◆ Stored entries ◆

^^^^^^^^^^^^^^^^

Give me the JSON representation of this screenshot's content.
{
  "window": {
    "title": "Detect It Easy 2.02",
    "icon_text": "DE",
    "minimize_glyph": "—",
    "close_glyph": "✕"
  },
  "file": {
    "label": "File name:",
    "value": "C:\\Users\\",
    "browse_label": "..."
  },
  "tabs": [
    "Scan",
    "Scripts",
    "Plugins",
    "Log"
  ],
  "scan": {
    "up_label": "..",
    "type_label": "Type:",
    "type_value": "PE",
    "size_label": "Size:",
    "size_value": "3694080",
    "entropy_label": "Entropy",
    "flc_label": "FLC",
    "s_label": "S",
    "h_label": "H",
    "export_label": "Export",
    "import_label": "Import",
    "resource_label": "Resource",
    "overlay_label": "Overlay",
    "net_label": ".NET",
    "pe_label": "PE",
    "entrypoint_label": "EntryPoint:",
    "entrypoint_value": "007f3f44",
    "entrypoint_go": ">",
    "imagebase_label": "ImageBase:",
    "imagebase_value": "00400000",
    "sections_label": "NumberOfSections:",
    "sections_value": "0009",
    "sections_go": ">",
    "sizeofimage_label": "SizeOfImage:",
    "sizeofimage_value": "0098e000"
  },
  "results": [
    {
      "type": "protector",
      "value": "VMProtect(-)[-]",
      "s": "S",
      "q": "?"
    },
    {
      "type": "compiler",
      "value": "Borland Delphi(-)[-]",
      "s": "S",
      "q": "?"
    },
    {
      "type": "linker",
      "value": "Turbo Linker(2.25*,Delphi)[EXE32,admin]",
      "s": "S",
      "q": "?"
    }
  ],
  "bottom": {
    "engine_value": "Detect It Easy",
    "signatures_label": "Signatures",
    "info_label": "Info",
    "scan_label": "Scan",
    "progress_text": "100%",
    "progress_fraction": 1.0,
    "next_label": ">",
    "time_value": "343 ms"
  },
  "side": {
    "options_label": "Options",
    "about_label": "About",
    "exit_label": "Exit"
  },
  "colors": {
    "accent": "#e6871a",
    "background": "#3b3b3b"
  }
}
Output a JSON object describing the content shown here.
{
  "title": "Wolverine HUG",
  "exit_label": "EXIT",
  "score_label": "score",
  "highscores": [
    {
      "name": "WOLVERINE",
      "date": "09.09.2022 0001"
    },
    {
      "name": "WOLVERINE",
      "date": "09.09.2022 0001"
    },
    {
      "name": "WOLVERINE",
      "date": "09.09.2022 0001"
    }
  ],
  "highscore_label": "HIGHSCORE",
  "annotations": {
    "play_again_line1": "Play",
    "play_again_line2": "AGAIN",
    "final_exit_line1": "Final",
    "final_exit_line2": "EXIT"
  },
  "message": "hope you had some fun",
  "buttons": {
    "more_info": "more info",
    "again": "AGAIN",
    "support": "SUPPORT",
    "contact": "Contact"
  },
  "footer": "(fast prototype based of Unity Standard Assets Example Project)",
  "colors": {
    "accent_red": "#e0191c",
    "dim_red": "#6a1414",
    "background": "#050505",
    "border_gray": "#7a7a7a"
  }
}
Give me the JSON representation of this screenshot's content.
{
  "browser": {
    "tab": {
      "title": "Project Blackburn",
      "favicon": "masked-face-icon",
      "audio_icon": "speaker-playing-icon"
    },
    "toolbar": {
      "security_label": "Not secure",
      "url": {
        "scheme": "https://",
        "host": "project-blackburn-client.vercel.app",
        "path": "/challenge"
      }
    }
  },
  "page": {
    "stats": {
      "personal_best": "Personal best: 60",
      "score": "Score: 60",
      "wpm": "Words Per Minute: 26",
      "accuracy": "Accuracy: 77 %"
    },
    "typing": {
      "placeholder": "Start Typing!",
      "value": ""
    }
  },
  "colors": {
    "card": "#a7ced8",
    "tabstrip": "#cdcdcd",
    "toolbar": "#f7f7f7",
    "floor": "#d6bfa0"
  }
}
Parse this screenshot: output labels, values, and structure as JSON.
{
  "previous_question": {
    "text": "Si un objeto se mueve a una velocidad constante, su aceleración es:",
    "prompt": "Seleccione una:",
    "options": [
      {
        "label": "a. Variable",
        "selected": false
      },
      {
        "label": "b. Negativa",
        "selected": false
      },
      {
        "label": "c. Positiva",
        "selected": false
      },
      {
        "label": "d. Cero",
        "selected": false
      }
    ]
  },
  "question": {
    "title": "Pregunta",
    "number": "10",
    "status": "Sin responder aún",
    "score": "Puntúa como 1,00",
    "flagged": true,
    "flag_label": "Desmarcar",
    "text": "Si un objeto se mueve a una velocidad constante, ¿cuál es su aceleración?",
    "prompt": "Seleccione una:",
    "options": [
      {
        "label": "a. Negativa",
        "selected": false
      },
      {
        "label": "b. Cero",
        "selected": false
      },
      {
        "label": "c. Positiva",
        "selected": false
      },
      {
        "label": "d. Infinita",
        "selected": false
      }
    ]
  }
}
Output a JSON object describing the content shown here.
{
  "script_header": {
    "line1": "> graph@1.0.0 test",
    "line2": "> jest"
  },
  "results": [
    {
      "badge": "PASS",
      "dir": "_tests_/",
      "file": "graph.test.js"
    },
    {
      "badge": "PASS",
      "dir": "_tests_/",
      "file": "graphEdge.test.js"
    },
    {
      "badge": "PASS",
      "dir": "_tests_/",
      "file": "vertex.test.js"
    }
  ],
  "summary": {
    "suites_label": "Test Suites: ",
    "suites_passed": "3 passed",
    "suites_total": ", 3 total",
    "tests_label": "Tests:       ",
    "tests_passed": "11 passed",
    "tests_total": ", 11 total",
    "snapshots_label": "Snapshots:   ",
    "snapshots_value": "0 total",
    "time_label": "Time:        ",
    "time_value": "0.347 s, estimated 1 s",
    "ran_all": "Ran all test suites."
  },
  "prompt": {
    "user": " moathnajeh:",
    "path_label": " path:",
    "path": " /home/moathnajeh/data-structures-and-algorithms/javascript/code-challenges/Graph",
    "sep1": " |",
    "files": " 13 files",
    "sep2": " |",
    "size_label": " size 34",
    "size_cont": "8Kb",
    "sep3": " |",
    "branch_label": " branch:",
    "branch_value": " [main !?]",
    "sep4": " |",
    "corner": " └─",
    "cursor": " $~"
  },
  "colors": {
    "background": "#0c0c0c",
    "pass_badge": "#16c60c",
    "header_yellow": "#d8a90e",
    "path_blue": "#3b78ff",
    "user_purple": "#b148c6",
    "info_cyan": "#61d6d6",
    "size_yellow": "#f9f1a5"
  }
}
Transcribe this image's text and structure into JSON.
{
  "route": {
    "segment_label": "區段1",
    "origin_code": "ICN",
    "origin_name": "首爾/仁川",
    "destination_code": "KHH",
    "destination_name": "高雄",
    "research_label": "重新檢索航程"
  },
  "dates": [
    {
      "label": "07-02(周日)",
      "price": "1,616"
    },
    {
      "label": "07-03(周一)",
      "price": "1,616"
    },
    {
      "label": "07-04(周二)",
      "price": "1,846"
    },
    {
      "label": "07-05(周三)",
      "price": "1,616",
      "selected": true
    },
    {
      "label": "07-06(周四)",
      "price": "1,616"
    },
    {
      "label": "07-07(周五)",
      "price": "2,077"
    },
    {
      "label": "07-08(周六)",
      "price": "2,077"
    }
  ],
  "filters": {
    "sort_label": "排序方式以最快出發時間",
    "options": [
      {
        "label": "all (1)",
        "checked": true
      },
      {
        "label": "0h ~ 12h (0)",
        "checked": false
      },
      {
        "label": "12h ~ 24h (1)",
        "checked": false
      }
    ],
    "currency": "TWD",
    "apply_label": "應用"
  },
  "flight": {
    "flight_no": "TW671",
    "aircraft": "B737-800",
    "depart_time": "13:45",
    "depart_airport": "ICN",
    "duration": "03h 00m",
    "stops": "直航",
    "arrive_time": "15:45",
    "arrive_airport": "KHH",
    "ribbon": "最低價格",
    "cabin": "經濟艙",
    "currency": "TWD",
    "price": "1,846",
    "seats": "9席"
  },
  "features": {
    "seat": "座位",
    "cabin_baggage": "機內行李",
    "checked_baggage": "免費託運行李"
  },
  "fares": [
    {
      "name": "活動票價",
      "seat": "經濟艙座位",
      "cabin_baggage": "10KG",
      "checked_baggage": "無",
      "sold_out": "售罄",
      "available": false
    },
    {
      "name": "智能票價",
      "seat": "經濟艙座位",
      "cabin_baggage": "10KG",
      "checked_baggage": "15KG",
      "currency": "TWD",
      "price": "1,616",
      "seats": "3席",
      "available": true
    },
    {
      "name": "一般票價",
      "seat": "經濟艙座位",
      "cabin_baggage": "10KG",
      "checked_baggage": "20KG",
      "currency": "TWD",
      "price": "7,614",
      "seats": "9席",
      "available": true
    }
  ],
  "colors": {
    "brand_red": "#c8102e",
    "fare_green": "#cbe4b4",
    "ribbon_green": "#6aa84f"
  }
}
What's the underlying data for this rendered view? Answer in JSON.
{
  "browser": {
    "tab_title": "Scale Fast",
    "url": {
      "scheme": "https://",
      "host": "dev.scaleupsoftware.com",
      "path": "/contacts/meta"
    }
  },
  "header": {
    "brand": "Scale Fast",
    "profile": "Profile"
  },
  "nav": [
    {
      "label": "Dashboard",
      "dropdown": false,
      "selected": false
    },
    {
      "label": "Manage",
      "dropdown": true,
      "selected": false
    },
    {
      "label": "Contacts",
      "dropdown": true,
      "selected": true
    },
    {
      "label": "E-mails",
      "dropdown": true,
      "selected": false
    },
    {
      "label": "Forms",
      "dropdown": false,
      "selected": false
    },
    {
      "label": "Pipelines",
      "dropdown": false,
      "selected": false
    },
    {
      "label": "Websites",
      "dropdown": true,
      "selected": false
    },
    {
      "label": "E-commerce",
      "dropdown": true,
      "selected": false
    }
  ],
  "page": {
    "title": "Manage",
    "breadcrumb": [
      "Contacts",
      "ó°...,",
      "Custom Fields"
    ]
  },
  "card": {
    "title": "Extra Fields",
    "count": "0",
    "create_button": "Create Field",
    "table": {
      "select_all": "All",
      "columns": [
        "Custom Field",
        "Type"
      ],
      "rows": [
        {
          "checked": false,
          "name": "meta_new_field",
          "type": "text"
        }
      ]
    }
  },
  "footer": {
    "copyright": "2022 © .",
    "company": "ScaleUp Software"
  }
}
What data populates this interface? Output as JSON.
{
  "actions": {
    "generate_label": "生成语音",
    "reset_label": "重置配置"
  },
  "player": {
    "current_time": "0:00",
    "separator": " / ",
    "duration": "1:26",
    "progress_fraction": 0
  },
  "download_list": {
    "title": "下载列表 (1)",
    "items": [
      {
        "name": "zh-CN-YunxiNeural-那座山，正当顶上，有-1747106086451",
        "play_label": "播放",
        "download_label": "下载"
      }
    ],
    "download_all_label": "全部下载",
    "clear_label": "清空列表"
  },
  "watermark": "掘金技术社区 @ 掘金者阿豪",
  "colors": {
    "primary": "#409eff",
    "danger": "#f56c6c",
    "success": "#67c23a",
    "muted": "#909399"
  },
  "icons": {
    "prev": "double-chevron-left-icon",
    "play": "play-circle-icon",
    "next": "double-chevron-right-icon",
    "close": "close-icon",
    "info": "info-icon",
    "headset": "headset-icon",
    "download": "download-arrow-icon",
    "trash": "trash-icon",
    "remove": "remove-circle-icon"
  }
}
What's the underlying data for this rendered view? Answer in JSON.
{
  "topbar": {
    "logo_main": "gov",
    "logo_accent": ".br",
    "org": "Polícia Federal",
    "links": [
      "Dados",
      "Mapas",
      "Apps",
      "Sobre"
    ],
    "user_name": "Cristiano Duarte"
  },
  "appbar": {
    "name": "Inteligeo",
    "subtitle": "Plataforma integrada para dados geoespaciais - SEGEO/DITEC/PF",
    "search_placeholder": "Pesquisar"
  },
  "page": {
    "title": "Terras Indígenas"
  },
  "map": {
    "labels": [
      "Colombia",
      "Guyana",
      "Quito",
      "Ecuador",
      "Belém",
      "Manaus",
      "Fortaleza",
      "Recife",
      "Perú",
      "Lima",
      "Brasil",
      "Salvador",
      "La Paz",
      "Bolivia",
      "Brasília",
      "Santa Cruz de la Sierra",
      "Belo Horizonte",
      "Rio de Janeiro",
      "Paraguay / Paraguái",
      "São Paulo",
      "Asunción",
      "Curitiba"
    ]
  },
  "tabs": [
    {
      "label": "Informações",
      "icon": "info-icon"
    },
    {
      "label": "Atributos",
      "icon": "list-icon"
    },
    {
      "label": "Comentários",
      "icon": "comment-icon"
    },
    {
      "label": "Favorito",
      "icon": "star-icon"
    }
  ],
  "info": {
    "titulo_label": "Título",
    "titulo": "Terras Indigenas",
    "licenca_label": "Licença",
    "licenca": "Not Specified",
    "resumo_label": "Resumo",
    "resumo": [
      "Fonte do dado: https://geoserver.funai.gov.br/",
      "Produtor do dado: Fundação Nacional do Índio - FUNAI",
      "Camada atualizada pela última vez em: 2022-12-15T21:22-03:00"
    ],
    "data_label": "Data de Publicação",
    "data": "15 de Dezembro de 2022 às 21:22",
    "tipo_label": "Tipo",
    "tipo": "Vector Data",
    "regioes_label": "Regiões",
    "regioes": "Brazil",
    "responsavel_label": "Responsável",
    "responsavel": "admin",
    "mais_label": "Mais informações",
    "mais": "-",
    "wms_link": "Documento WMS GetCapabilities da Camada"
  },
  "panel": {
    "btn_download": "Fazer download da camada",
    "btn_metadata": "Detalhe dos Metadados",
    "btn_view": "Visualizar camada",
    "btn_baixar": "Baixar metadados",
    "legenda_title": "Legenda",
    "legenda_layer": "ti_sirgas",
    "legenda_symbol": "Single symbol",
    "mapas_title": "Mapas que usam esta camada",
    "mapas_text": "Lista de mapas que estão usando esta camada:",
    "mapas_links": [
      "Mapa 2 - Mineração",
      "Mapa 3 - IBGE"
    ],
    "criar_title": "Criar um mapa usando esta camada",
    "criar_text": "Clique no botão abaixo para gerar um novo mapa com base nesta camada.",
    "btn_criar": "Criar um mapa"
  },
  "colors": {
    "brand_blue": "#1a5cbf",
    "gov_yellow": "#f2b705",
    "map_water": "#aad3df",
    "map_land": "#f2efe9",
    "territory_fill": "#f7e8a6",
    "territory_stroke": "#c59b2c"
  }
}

^^^^^^^^^^^^^^^^

◆ What this task involves ◆
Identify each line of the material where the word "double" shows up, and copy it.

◆ Result ◆
    "prev": "double-chevron-left-icon",
    "next": "double-chevron-right-icon",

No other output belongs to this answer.